Directions:
Below are the records; copy each line in them that holds the word "same".

Information:
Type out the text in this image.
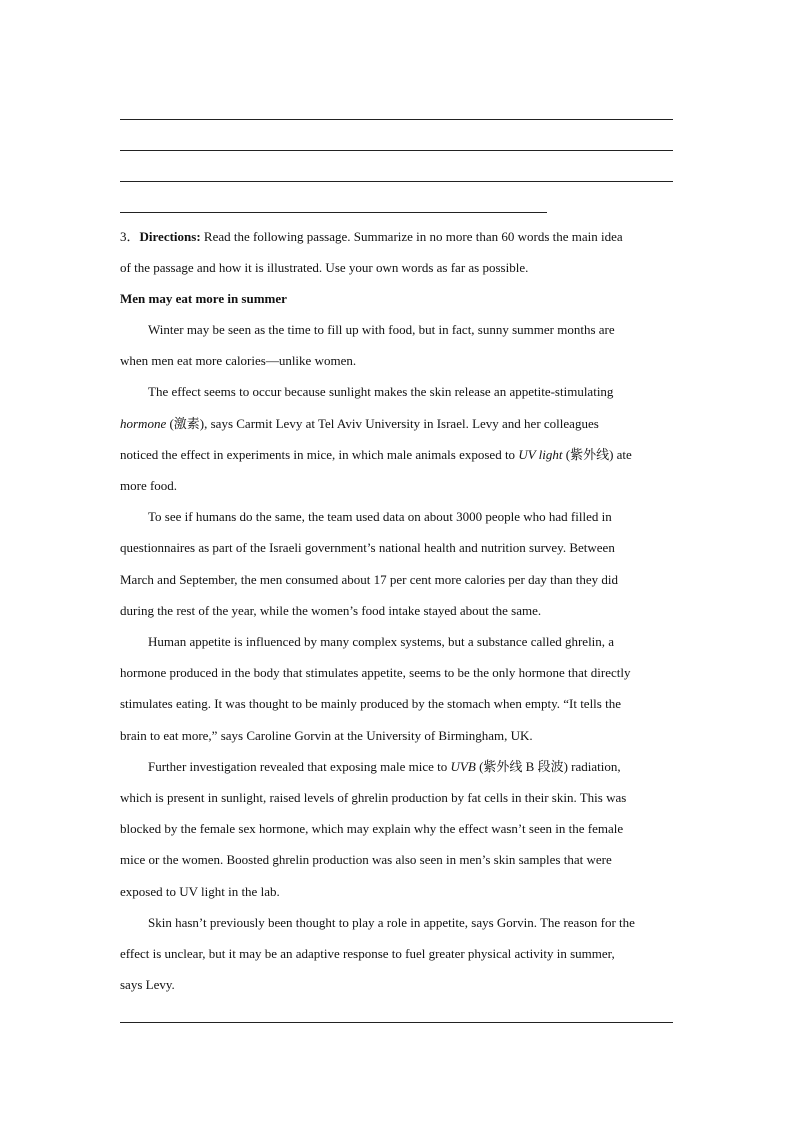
3．Directions: Read the following passage. Summarize in no more than 60 words the main idea
of the passage and how it is illustrated. Use your own words as far as possible.
Men may eat more in summer
Winter may be seen as the time to fill up with food, but in fact, sunny summer months are
when men eat more calories—unlike women.
The effect seems to occur because sunlight makes the skin release an appetite-stimulating
hormone (激素), says Carmit Levy at Tel Aviv University in Israel. Levy and her colleagues
noticed the effect in experiments in mice, in which male animals exposed to UV light (紫外线) ate
more food.
To see if humans do the same, the team used data on about 3000 people who had filled in
questionnaires as part of the Israeli government’s national health and nutrition survey. Between
March and September, the men consumed about 17 per cent more calories per day than they did
during the rest of the year, while the women’s food intake stayed about the same.
Human appetite is influenced by many complex systems, but a substance called ghrelin, a
hormone produced in the body that stimulates appetite, seems to be the only hormone that directly
stimulates eating. It was thought to be mainly produced by the stomach when empty. “It tells the
brain to eat more,” says Caroline Gorvin at the University of Birmingham, UK.
Further investigation revealed that exposing male mice to UVB (紫外线 B 段波) radiation,
which is present in sunlight, raised levels of ghrelin production by fat cells in their skin. This was
blocked by the female sex hormone, which may explain why the effect wasn’t seen in the female
mice or the women. Boosted ghrelin production was also seen in men’s skin samples that were
exposed to UV light in the lab.
Skin hasn’t previously been thought to play a role in appetite, says Gorvin. The reason for the
effect is unclear, but it may be an adaptive response to fuel greater physical activity in summer,
says Levy.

Result of the task:
To see if humans do the same, the team used data on about 3000 people who had filled in
during the rest of the year, while the women’s food intake stayed about the same.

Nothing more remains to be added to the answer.